• [WHAT YOU WILL DO]:
Restate the entries below word for word, omitting nothing.

* BEGIN DATA TO PROCESS *

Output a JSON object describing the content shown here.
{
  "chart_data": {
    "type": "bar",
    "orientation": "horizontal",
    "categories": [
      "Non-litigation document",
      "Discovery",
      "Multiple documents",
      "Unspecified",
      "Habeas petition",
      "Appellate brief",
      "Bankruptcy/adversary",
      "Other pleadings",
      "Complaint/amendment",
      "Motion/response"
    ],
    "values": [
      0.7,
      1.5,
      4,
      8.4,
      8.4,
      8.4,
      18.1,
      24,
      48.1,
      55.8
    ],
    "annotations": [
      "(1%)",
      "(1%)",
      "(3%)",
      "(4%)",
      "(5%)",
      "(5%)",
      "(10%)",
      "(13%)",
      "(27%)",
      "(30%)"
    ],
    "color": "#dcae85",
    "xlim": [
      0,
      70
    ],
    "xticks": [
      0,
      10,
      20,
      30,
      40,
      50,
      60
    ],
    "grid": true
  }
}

* END DATA TO PROCESS *

• [RESPONSE FOR THIS EXERCISE]:
Output a JSON object describing the content shown here.
{
  "chart_data": {
    "type": "bar",
    "orientation": "horizontal",
    "categories": [
      "Non-litigation document",
      "Discovery",
      "Multiple documents",
      "Unspecified",
      "Habeas petition",
      "Appellate brief",
      "Bankruptcy/adversary",
      "Other pleadings",
      "Complaint/amendment",
      "Motion/response"
    ],
    "values": [
      0.7,
      1.5,
      4,
      8.4,
      8.4,
      8.4,
      18.1,
      24,
      48.1,
      55.8
    ],
    "annotations": [
      "(1%)",
      "(1%)",
      "(3%)",
      "(4%)",
      "(5%)",
      "(5%)",
      "(10%)",
      "(13%)",
      "(27%)",
      "(30%)"
    ],
    "color": "#dcae85",
    "xlim": [
      0,
      70
    ],
    "xticks": [
      0,
      10,
      20,
      30,
      40,
      50,
      60
    ],
    "grid": true
  }
}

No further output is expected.